# Work to complete
Which lines hold the string "forward"? Copy every one of them.
______
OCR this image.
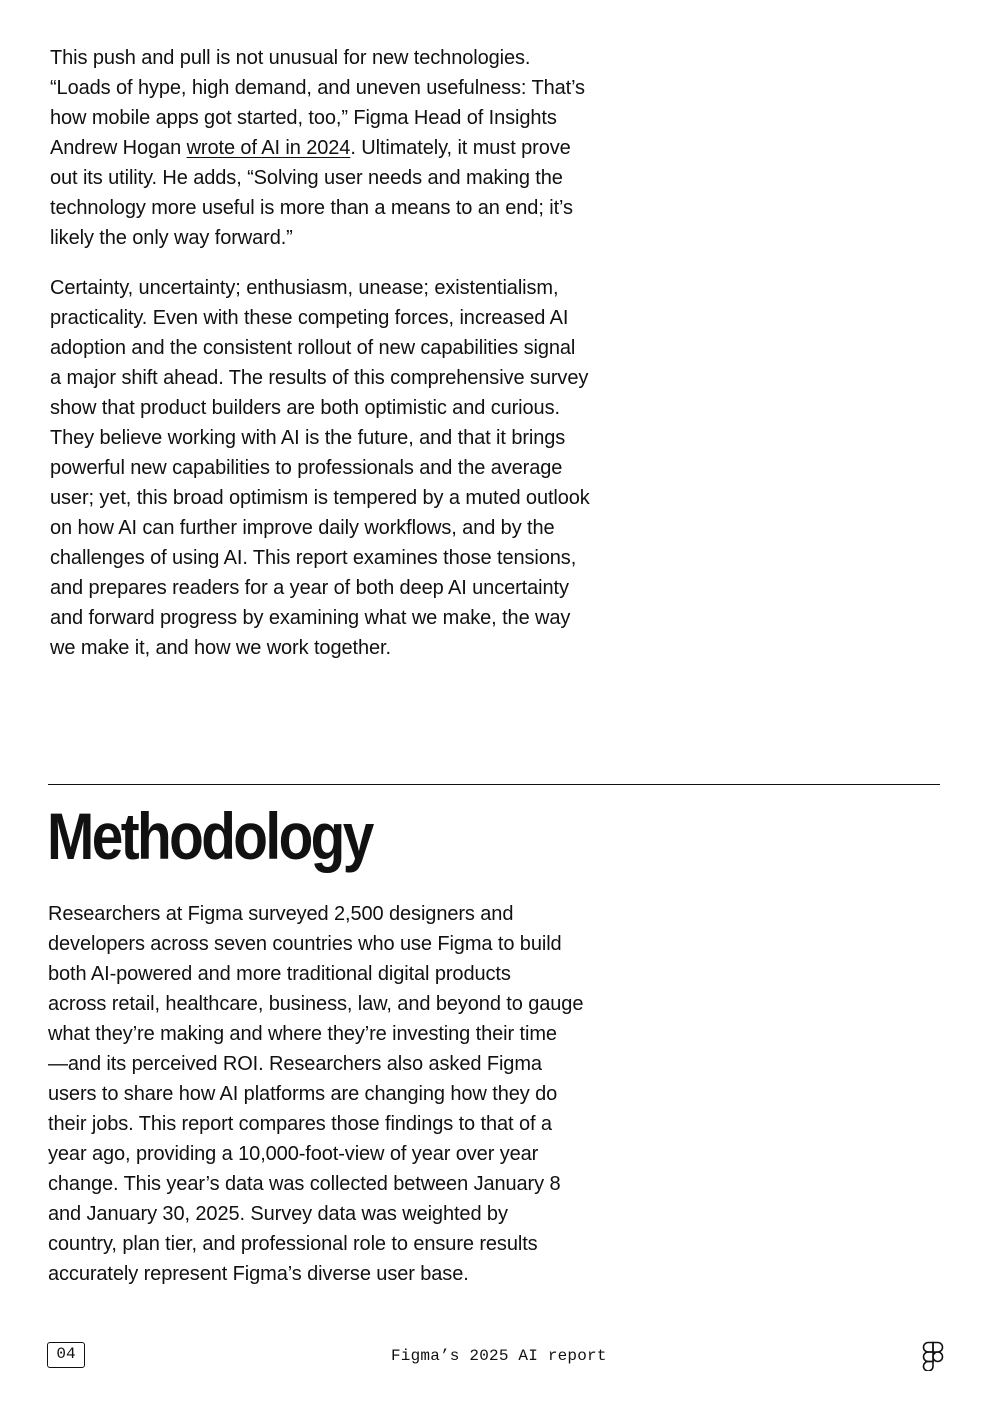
This push and pull is not unusual for new technologies.
“Loads of hype, high demand, and uneven usefulness: That’s
how mobile apps got started, too,” Figma Head of Insights
Andrew Hogan wrote of AI in 2024. Ultimately, it must prove
out its utility. He adds, “Solving user needs and making the
technology more useful is more than a means to an end; it’s
likely the only way forward.”

Certainty, uncertainty; enthusiasm, unease; existentialism,
practicality. Even with these competing forces, increased AI
adoption and the consistent rollout of new capabilities signal
a major shift ahead. The results of this comprehensive survey
show that product builders are both optimistic and curious.
They believe working with AI is the future, and that it brings
powerful new capabilities to professionals and the average
user; yet, this broad optimism is tempered by a muted outlook
on how AI can further improve daily workflows, and by the
challenges of using AI. This report examines those tensions,
and prepares readers for a year of both deep AI uncertainty
and forward progress by examining what we make, the way
we make it, and how we work together.

Methodology

Researchers at Figma surveyed 2,500 designers and
developers across seven countries who use Figma to build
both AI-powered and more traditional digital products
across retail, healthcare, business, law, and beyond to gauge
what they’re making and where they’re investing their time
—and its perceived ROI. Researchers also asked Figma
users to share how AI platforms are changing how they do
their jobs. This report compares those findings to that of a
year ago, providing a 10,000-foot-view of year over year
change. This year’s data was collected between January 8
and January 30, 2025. Survey data was weighted by
country, plan tier, and professional role to ensure results
accurately represent Figma’s diverse user base.

04	Figma’s 2025 AI report
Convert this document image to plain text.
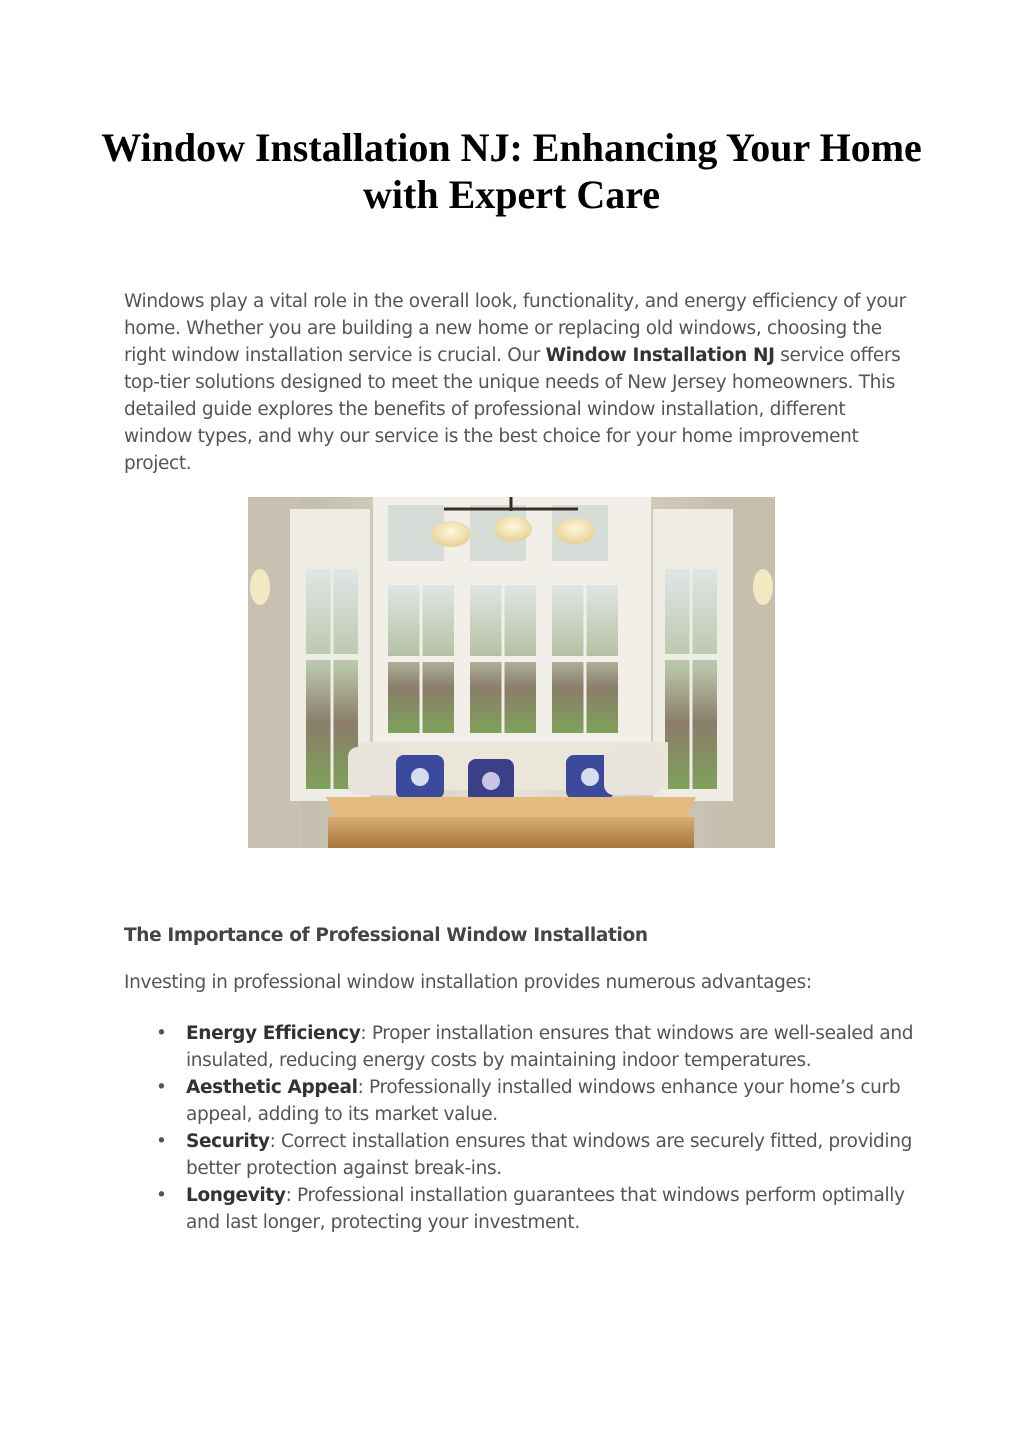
Window Installation NJ: Enhancing Your Home with Expert Care

Windows play a vital role in the overall look, functionality, and energy efficiency of your home. Whether you are building a new home or replacing old windows, choosing the right window installation service is crucial. Our Window Installation NJ service offers top-tier solutions designed to meet the unique needs of New Jersey homeowners. This detailed guide explores the benefits of professional window installation, different window types, and why our service is the best choice for your home improvement project.

The Importance of Professional Window Installation

Investing in professional window installation provides numerous advantages:

• Energy Efficiency: Proper installation ensures that windows are well-sealed and insulated, reducing energy costs by maintaining indoor temperatures.
• Aesthetic Appeal: Professionally installed windows enhance your home’s curb appeal, adding to its market value.
• Security: Correct installation ensures that windows are securely fitted, providing better protection against break-ins.
• Longevity: Professional installation guarantees that windows perform optimally and last longer, protecting your investment.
______
# Output of the exercise
likely the only way forward.”
and forward progress by examining what we make, the way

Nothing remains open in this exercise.